## INFORMATION SUPPLIED:
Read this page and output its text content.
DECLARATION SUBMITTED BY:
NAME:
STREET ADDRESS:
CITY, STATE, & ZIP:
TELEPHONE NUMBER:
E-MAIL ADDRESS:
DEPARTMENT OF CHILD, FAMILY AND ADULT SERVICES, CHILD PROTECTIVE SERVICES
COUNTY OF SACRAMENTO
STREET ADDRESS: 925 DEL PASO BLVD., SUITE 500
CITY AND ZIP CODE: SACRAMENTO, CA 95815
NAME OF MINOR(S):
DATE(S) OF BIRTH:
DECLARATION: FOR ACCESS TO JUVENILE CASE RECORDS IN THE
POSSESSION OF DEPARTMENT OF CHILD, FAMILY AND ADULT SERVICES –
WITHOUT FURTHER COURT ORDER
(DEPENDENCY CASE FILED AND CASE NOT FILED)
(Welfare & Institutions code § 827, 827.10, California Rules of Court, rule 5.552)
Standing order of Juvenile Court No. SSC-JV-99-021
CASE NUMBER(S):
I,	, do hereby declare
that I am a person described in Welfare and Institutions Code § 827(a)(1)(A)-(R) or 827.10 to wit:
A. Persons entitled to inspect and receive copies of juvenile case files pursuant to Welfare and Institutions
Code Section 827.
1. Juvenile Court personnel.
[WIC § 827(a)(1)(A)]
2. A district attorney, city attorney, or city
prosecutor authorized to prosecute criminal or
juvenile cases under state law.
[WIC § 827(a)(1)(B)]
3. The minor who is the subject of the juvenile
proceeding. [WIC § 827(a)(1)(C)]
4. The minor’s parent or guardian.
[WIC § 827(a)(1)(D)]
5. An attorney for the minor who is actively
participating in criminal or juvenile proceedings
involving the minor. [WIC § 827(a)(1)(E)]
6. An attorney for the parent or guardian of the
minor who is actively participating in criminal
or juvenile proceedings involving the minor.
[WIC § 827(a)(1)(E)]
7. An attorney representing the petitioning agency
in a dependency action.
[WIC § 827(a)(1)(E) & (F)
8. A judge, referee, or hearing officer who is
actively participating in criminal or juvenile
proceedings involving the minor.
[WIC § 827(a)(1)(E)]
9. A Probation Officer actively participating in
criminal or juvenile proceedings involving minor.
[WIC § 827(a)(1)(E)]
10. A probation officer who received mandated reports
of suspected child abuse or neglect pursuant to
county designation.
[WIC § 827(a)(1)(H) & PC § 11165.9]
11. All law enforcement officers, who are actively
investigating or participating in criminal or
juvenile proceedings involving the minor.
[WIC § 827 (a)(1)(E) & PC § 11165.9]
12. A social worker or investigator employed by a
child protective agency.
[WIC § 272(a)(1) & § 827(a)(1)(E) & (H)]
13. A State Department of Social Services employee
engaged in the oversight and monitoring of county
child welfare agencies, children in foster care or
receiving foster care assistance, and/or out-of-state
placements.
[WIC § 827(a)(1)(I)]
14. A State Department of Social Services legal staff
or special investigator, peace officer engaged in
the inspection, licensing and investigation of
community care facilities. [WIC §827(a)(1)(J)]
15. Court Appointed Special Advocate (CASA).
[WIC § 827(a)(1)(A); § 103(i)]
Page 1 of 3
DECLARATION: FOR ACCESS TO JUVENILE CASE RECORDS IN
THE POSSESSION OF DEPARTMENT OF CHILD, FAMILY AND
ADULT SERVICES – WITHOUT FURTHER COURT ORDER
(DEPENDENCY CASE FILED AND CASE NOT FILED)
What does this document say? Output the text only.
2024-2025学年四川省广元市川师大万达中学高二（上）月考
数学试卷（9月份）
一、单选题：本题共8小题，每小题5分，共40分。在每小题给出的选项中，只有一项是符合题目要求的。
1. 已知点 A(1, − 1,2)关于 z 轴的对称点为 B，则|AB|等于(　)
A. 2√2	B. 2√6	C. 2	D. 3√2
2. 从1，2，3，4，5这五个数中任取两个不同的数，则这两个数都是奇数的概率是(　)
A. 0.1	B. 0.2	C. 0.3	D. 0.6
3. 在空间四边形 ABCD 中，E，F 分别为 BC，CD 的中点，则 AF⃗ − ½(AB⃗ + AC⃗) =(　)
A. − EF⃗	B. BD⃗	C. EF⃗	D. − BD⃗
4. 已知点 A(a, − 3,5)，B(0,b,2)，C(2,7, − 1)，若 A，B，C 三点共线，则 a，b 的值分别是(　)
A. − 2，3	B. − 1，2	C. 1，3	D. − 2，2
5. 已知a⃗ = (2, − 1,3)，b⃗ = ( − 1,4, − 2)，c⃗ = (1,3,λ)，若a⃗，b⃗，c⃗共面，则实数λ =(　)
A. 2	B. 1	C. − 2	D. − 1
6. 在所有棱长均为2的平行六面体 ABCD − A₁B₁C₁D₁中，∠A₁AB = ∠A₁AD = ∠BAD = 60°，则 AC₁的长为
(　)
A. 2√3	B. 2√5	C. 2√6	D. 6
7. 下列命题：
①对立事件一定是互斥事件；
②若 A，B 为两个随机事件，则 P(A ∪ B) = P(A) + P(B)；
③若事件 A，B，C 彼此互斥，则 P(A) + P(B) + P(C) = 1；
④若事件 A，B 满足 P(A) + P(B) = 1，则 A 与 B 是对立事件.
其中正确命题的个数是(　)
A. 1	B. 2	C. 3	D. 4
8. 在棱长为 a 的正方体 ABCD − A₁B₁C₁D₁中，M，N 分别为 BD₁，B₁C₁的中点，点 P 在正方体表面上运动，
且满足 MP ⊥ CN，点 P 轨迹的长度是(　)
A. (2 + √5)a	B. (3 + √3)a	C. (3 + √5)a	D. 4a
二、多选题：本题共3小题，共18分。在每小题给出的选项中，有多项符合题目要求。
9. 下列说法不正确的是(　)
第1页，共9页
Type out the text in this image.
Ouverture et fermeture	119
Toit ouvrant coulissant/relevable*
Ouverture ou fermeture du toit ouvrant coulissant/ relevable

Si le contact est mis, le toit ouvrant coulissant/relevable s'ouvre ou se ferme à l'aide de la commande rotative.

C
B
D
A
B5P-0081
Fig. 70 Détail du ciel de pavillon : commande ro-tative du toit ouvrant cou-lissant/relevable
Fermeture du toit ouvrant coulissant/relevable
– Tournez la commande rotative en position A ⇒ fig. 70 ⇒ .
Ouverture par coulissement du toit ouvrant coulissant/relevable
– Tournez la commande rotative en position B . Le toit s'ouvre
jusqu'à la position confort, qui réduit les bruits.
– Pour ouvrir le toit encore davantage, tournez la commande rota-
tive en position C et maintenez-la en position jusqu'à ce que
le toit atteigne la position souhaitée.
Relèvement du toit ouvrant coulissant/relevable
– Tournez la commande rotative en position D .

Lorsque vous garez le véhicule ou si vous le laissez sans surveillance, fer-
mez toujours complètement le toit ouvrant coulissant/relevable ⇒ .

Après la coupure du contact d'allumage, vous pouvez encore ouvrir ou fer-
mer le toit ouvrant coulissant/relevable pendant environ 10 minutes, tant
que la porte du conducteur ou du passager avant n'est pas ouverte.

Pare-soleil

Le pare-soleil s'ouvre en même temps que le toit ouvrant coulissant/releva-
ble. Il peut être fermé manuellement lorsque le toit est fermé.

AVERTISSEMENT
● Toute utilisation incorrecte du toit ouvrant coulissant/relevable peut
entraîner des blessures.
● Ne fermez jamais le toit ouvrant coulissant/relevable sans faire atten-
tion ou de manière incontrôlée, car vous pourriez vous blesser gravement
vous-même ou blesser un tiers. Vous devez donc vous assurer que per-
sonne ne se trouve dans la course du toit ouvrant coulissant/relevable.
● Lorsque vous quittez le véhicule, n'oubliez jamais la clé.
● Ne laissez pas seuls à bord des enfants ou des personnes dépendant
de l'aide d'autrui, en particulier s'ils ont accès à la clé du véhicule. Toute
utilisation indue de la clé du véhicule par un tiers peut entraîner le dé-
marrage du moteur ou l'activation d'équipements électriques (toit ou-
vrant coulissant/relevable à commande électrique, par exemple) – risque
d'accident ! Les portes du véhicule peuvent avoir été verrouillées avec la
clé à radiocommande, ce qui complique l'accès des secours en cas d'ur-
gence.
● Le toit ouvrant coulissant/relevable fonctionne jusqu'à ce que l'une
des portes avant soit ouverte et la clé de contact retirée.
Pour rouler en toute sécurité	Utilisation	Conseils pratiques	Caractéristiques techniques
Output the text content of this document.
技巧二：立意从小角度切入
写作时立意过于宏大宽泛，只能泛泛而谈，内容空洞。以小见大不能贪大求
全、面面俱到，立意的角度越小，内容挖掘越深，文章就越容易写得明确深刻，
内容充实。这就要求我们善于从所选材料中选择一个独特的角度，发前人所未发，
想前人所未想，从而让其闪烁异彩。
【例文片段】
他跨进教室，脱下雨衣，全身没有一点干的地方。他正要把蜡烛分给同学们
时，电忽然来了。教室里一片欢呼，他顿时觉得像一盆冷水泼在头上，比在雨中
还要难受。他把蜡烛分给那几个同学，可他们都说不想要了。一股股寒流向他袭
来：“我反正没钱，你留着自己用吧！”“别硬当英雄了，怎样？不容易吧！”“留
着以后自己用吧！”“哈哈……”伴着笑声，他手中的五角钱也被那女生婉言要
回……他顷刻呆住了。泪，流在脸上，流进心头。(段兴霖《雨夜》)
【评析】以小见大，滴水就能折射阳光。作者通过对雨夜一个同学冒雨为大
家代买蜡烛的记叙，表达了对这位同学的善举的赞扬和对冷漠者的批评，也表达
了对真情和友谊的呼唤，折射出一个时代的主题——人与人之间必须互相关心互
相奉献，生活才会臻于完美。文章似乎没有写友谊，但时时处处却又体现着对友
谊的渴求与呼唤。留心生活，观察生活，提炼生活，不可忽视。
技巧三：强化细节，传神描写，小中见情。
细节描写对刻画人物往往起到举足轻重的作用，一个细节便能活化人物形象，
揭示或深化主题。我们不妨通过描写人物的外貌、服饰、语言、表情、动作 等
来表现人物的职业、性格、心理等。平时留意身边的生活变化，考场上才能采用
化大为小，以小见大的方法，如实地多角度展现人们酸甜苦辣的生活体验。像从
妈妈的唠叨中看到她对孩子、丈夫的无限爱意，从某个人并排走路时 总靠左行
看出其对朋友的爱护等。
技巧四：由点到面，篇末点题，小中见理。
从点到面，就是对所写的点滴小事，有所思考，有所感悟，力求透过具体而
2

## SHORT TASK:
Return only the lines running from the line with "Output the text content of this document." to the last line of the records, both included, exactly as written.

## FINISHED EXERCISE:
Output the text content of this document.
技巧二：立意从小角度切入
写作时立意过于宏大宽泛，只能泛泛而谈，内容空洞。以小见大不能贪大求
全、面面俱到，立意的角度越小，内容挖掘越深，文章就越容易写得明确深刻，
内容充实。这就要求我们善于从所选材料中选择一个独特的角度，发前人所未发，
想前人所未想，从而让其闪烁异彩。
【例文片段】
他跨进教室，脱下雨衣，全身没有一点干的地方。他正要把蜡烛分给同学们
时，电忽然来了。教室里一片欢呼，他顿时觉得像一盆冷水泼在头上，比在雨中
还要难受。他把蜡烛分给那几个同学，可他们都说不想要了。一股股寒流向他袭
来：“我反正没钱，你留着自己用吧！”“别硬当英雄了，怎样？不容易吧！”“留
着以后自己用吧！”“哈哈……”伴着笑声，他手中的五角钱也被那女生婉言要
回……他顷刻呆住了。泪，流在脸上，流进心头。(段兴霖《雨夜》)
【评析】以小见大，滴水就能折射阳光。作者通过对雨夜一个同学冒雨为大
家代买蜡烛的记叙，表达了对这位同学的善举的赞扬和对冷漠者的批评，也表达
了对真情和友谊的呼唤，折射出一个时代的主题——人与人之间必须互相关心互
相奉献，生活才会臻于完美。文章似乎没有写友谊，但时时处处却又体现着对友
谊的渴求与呼唤。留心生活，观察生活，提炼生活，不可忽视。
技巧三：强化细节，传神描写，小中见情。
细节描写对刻画人物往往起到举足轻重的作用，一个细节便能活化人物形象，
揭示或深化主题。我们不妨通过描写人物的外貌、服饰、语言、表情、动作 等
来表现人物的职业、性格、心理等。平时留意身边的生活变化，考场上才能采用
化大为小，以小见大的方法，如实地多角度展现人们酸甜苦辣的生活体验。像从
妈妈的唠叨中看到她对孩子、丈夫的无限爱意，从某个人并排走路时 总靠左行
看出其对朋友的爱护等。
技巧四：由点到面，篇末点题，小中见理。
从点到面，就是对所写的点滴小事，有所思考，有所感悟，力求透过具体而
2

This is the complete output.